- [Given problem]: Which lines in the records below contain the word "General"? Copy each of them.

[Dataset records]
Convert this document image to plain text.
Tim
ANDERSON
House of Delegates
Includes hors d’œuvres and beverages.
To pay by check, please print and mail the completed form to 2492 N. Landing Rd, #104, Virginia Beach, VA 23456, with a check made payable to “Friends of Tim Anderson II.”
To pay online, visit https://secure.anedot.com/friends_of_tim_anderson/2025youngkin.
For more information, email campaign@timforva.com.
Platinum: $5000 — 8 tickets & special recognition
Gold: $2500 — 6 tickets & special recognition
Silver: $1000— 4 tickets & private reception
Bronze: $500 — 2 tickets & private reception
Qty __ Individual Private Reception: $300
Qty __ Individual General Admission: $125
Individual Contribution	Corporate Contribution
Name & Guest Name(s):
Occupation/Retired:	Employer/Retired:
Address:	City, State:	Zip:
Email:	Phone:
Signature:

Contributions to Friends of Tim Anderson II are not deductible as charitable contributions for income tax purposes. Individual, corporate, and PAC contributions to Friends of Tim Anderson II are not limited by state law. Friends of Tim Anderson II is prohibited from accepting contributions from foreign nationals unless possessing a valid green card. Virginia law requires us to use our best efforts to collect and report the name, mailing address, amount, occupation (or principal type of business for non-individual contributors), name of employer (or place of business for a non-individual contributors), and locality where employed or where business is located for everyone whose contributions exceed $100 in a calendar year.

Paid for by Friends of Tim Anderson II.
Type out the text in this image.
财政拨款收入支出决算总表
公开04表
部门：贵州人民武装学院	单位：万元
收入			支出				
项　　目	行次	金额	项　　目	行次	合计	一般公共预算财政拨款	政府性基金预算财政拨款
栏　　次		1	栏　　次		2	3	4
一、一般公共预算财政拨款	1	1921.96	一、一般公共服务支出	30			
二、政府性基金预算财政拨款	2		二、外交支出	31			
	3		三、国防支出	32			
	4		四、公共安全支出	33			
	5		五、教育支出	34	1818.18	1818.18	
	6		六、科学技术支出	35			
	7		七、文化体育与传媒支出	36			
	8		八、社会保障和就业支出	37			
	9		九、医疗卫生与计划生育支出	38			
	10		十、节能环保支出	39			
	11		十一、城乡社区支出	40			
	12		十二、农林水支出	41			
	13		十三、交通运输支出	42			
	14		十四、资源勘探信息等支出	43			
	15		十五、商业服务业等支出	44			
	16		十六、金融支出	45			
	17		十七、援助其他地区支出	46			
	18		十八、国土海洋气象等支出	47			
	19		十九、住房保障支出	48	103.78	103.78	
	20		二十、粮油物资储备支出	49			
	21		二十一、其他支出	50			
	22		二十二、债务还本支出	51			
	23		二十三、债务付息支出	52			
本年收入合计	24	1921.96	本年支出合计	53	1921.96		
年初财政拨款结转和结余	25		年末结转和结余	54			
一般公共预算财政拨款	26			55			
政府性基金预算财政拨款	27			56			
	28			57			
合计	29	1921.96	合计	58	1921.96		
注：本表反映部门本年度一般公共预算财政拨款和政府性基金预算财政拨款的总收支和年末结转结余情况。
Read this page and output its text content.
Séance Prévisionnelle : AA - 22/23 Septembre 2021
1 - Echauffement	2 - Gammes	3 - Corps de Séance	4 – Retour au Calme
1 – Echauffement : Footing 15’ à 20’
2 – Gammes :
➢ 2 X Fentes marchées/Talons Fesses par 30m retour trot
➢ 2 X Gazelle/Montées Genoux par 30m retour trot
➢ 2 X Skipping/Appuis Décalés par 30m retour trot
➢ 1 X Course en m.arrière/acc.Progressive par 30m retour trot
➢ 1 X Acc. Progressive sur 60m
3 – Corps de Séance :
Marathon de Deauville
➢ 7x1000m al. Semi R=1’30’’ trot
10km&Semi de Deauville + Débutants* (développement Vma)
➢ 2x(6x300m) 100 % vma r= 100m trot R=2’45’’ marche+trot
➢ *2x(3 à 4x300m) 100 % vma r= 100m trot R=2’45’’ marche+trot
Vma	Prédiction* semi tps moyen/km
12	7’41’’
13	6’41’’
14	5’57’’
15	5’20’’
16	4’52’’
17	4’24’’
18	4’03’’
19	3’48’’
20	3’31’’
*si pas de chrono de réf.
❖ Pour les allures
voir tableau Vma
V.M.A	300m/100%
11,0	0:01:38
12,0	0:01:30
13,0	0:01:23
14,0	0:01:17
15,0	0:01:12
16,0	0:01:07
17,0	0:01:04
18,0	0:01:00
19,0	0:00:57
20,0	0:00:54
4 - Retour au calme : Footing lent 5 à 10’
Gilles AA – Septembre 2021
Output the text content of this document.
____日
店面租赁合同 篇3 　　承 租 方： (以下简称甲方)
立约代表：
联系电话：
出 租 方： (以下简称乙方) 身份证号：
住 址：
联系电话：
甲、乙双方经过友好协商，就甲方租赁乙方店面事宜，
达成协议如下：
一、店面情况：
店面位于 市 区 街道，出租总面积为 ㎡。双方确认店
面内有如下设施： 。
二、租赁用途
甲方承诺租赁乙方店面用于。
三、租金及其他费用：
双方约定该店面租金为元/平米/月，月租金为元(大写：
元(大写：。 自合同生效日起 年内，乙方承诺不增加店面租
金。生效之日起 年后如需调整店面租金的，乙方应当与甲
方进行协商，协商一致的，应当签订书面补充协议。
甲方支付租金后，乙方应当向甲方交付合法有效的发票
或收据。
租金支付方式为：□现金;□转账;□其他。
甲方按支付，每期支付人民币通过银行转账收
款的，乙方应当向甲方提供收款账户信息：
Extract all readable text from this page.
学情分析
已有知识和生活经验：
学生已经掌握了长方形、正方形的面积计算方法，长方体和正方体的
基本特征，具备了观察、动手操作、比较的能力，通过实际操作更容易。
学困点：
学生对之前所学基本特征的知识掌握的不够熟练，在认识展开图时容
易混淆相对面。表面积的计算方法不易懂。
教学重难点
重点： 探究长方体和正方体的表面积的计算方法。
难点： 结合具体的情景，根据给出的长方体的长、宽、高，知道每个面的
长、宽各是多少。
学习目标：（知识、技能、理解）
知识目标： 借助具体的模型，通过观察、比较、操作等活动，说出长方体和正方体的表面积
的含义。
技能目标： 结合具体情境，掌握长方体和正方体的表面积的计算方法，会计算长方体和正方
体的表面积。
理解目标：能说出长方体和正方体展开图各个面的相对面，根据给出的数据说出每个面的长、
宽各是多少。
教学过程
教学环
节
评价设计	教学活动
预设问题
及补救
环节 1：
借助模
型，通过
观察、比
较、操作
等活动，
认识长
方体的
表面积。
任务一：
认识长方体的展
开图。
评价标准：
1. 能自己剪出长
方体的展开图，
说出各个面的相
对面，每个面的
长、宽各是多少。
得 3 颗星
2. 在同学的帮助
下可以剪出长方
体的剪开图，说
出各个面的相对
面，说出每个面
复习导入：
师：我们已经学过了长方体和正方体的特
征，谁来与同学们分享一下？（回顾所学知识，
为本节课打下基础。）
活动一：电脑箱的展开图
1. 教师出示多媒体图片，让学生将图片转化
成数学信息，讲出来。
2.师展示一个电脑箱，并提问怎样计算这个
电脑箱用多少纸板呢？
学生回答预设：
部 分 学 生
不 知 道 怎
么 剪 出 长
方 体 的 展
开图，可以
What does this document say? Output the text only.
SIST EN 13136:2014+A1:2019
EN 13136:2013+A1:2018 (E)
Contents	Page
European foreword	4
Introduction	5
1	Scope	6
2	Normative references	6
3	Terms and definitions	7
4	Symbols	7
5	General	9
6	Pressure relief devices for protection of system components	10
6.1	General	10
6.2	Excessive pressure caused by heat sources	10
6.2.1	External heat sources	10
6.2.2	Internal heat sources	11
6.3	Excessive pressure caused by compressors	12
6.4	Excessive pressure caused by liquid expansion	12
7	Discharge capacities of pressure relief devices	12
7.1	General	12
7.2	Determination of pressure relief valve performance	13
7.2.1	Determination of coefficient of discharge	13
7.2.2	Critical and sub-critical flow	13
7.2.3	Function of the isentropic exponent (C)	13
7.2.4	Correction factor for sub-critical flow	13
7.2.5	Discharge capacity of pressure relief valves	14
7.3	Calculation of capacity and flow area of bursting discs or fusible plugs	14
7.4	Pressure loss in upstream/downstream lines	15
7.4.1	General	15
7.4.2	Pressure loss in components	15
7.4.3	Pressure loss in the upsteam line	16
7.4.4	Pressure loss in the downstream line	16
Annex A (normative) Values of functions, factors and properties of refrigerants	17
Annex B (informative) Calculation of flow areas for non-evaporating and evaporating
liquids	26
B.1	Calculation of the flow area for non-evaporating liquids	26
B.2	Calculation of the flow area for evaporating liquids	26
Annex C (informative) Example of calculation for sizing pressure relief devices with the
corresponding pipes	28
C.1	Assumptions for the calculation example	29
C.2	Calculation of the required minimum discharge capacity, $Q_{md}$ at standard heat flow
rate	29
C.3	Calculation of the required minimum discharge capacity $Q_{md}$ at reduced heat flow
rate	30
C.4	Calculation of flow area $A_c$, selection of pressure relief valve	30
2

- [Exercise response]:
Qty __ Individual General Admission: $125
5	General	9
6.1	General	10
7.1	General	12
7.4.1	General	15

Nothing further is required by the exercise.